Rows ::

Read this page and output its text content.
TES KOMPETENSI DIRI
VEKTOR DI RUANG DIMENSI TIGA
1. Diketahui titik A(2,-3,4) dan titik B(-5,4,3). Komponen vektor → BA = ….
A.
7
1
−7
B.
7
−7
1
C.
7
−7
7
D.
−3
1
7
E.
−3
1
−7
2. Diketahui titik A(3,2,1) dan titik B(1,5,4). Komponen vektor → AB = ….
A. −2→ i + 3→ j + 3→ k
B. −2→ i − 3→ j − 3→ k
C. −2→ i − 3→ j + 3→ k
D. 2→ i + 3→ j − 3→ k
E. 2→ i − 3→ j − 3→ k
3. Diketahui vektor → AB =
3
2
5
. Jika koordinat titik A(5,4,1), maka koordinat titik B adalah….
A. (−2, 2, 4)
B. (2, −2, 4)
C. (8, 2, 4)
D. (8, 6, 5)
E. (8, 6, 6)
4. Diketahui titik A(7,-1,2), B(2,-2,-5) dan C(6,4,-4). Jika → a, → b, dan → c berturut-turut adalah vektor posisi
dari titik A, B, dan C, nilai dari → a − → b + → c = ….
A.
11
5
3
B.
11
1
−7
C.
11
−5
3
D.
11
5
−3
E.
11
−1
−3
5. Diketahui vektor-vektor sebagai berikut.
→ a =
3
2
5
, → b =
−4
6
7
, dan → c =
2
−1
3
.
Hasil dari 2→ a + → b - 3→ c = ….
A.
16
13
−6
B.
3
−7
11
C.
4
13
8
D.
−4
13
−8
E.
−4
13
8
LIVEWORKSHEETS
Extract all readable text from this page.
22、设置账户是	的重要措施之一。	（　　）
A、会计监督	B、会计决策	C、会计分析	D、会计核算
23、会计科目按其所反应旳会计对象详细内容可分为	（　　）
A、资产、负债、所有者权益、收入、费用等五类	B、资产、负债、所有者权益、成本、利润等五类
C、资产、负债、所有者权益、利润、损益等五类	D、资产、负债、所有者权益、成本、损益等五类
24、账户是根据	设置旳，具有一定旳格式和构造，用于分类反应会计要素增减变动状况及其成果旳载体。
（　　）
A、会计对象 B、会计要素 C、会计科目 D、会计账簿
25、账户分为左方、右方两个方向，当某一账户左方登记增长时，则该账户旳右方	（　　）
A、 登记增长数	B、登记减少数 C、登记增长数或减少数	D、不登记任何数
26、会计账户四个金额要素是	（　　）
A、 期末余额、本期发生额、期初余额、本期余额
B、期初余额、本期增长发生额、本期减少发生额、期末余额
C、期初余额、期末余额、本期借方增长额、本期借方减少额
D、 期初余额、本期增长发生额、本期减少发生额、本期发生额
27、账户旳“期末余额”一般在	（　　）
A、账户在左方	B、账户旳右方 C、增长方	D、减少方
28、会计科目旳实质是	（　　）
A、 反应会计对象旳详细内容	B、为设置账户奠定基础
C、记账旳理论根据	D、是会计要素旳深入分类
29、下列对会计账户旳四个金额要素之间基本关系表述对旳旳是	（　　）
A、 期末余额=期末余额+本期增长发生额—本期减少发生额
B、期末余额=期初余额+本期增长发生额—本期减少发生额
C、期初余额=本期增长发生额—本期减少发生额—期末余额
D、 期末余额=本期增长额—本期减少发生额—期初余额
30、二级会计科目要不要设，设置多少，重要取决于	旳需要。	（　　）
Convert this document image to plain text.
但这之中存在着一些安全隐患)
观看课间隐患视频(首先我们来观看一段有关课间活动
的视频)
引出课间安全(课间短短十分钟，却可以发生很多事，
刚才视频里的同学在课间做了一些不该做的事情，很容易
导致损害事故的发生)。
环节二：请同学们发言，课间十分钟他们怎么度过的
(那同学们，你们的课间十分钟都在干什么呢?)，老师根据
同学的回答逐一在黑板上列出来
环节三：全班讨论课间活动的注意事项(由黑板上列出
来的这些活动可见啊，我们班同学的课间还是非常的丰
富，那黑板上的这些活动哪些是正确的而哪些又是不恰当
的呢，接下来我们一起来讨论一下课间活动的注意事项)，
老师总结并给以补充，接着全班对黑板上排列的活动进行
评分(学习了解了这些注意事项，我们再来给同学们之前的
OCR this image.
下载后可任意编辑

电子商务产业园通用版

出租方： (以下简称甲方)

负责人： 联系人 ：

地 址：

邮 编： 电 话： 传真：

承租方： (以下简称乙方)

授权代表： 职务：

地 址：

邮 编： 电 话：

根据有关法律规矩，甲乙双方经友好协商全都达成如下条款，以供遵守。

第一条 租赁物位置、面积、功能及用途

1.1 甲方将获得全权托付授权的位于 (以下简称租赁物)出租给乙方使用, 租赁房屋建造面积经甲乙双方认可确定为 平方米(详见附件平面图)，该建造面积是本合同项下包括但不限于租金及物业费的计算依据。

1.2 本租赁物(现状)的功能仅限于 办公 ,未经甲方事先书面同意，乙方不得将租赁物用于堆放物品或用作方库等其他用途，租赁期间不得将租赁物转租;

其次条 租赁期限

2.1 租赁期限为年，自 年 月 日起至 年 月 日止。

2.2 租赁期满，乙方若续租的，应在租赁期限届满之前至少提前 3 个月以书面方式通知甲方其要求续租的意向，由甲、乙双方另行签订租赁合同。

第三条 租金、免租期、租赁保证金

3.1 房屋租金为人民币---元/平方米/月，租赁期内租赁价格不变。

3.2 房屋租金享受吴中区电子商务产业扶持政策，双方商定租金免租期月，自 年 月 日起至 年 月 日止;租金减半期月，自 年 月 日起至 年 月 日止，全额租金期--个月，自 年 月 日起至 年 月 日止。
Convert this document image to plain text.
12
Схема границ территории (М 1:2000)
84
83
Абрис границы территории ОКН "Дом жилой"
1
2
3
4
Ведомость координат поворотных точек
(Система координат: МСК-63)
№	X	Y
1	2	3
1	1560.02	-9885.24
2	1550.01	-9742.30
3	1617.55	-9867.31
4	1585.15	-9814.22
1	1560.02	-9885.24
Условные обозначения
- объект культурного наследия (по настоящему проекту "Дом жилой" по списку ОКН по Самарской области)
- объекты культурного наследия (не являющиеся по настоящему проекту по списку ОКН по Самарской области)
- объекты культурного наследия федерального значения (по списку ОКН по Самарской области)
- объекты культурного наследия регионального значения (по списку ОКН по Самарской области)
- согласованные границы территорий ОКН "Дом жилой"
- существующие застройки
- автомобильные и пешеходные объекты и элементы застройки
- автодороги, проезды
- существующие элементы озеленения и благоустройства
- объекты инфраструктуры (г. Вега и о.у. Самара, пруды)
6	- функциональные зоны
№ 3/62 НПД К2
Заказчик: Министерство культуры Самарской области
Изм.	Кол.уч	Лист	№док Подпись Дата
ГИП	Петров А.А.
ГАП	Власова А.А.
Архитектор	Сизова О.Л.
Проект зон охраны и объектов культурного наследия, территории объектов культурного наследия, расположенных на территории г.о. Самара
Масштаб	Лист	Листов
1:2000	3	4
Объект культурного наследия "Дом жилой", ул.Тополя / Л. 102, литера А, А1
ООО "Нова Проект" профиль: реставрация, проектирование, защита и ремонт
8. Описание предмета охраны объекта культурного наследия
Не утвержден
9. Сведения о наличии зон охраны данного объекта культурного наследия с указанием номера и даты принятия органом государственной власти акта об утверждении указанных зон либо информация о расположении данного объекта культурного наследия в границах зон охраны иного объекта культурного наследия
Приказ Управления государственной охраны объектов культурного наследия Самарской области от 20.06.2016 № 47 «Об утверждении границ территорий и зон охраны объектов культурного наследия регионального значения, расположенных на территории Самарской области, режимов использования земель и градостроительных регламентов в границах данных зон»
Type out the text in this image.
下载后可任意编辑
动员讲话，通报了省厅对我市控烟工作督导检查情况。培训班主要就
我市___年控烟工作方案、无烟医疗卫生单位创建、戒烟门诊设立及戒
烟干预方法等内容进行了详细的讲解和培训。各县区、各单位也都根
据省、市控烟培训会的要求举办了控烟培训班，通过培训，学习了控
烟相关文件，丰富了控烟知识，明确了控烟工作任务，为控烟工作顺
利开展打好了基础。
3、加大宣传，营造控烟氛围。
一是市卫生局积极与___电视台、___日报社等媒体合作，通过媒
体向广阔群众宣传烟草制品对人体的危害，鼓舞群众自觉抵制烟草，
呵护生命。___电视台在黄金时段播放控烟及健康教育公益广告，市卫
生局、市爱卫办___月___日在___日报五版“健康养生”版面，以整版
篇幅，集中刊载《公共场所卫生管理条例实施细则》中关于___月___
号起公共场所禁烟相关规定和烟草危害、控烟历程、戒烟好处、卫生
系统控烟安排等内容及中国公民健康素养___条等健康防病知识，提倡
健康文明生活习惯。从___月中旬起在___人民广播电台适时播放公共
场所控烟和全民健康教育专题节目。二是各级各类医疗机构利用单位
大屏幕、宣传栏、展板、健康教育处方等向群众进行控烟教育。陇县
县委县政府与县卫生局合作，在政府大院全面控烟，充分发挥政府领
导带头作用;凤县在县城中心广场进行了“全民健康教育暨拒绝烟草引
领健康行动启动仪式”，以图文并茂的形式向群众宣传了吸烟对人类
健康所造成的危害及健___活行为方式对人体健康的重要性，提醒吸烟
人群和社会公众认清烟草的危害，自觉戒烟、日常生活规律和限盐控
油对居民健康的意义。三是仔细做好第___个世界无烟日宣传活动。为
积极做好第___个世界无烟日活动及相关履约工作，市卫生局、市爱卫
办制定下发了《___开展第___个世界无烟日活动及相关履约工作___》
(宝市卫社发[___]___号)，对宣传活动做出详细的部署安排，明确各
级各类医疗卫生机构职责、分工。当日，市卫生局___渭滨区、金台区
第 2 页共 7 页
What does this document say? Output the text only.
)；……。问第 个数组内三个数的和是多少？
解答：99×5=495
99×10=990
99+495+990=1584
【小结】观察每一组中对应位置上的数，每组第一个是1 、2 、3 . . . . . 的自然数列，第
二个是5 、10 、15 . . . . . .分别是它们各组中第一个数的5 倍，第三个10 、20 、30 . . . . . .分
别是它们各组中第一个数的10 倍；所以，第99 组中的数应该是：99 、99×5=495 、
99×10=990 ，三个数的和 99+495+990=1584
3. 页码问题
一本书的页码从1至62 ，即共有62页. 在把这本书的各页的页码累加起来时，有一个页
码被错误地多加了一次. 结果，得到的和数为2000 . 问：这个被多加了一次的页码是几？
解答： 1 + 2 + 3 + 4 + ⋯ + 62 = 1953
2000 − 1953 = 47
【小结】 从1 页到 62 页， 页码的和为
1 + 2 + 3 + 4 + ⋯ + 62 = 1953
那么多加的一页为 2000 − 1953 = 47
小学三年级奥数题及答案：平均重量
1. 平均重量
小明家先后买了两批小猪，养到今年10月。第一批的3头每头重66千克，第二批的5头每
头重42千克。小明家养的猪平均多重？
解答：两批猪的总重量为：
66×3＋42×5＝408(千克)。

Objective :: Within the listing above, copy each line that has the string "утверждении".

Exercise output ::
9. Сведения о наличии зон охраны данного объекта культурного наследия с указанием номера и даты принятия органом государственной власти акта об утверждении указанных зон либо информация о расположении данного объекта культурного наследия в границах зон охраны иного объекта культурного наследия
Приказ Управления государственной охраны объектов культурного наследия Самарской области от 20.06.2016 № 47 «Об утверждении границ территорий и зон охраны объектов культурного наследия регионального значения, расположенных на территории Самарской области, режимов использования земель и градостроительных регламентов в границах данных зон»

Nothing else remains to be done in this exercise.